— BEGIN RECORDS FOR PROCESSING —

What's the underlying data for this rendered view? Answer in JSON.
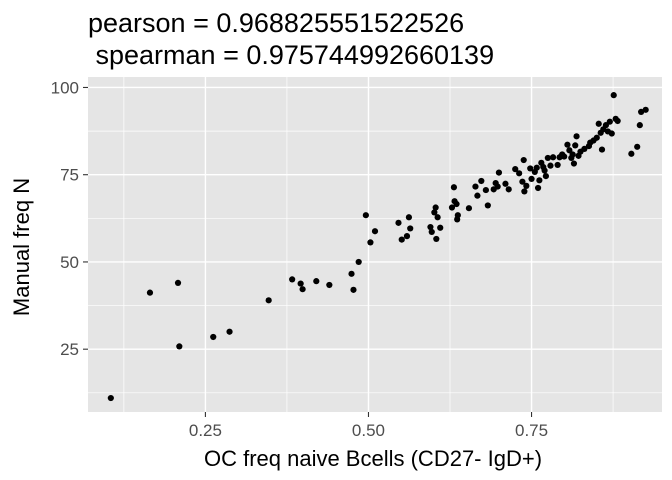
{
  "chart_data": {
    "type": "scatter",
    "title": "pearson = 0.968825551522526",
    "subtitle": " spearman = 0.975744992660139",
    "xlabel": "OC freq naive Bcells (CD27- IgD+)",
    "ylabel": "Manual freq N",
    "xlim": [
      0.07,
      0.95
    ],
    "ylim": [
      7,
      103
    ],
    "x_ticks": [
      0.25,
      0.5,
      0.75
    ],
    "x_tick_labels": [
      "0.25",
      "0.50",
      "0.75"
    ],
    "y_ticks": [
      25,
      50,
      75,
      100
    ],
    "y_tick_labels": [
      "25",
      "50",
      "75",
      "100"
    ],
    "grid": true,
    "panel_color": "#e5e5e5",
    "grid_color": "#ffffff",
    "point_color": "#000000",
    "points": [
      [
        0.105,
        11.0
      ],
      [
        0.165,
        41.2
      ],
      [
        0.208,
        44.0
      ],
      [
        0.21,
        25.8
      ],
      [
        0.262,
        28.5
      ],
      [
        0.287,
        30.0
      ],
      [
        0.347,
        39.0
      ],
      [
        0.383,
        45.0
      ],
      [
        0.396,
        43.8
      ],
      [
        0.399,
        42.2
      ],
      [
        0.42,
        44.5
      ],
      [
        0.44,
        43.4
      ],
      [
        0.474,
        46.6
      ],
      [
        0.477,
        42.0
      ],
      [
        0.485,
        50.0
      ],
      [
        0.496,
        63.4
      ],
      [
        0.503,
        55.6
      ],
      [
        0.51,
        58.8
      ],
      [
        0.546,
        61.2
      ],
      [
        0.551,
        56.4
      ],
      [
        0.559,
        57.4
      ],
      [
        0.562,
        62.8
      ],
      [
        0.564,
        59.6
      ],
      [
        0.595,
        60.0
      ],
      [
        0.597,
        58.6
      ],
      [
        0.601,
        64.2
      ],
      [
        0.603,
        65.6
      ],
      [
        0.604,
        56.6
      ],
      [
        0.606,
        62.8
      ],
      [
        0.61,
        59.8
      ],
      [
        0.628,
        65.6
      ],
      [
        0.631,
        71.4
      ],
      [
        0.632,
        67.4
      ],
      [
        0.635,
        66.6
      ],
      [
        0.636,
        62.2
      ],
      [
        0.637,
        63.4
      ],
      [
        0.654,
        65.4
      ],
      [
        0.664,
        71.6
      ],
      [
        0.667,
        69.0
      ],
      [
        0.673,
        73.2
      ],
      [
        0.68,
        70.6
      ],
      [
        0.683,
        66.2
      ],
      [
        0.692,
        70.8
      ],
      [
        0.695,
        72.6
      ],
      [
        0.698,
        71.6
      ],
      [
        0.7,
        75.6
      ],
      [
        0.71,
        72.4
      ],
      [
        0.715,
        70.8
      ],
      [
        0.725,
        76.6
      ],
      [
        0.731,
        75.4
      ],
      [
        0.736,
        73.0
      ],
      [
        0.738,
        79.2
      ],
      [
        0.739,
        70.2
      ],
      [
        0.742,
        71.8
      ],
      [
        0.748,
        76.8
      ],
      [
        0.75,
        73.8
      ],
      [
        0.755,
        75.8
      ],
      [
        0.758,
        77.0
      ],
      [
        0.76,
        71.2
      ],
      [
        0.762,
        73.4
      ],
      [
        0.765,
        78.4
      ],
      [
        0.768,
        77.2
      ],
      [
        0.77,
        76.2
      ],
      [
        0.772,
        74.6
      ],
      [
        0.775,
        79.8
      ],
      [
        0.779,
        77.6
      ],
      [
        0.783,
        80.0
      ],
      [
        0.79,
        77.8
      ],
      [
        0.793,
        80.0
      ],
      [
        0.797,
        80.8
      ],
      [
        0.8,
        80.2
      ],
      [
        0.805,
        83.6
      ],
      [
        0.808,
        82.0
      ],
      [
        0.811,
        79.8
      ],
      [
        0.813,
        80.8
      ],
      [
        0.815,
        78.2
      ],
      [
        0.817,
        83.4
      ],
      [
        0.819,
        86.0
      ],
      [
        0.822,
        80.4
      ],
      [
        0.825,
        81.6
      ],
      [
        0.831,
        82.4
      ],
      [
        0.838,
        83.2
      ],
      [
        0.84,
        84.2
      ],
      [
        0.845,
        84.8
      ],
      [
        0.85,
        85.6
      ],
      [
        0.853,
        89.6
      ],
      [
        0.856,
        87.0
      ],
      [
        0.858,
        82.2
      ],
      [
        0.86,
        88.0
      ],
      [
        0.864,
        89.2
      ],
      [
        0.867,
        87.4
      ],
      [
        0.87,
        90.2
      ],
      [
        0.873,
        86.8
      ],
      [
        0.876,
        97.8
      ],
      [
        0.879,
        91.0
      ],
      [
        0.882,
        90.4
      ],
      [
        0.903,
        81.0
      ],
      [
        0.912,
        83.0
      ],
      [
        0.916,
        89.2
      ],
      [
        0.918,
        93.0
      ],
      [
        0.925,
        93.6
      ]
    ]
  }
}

— END RECORDS FOR PROCESSING —
— BEGIN RECORDS FOR PROCESSING —

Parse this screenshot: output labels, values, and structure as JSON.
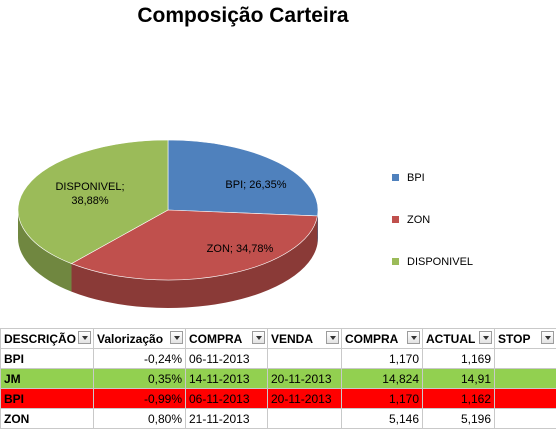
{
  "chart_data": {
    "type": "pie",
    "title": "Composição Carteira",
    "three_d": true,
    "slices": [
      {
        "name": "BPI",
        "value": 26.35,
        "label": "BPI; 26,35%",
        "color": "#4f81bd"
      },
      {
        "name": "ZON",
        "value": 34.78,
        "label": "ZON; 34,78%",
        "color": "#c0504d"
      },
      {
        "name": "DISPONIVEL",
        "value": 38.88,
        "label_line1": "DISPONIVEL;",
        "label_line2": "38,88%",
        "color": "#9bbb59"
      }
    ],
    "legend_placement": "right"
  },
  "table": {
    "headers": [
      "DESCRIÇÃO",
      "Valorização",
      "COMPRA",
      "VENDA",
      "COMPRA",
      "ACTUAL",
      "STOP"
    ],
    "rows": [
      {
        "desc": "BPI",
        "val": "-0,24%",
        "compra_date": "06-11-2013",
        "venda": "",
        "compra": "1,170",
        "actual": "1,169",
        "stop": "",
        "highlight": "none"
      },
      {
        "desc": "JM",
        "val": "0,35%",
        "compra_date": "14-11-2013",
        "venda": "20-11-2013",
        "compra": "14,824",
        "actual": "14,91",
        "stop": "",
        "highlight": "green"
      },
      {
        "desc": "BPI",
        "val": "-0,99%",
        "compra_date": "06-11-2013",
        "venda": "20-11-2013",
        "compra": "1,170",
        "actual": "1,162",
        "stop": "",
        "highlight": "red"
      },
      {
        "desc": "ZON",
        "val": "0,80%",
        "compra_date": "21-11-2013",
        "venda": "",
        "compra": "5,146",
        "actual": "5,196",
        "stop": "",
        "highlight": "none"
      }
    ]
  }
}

— END RECORDS FOR PROCESSING —

For the listing above, give the number of lines in which the string "highlight" occurs, and nothing else.

4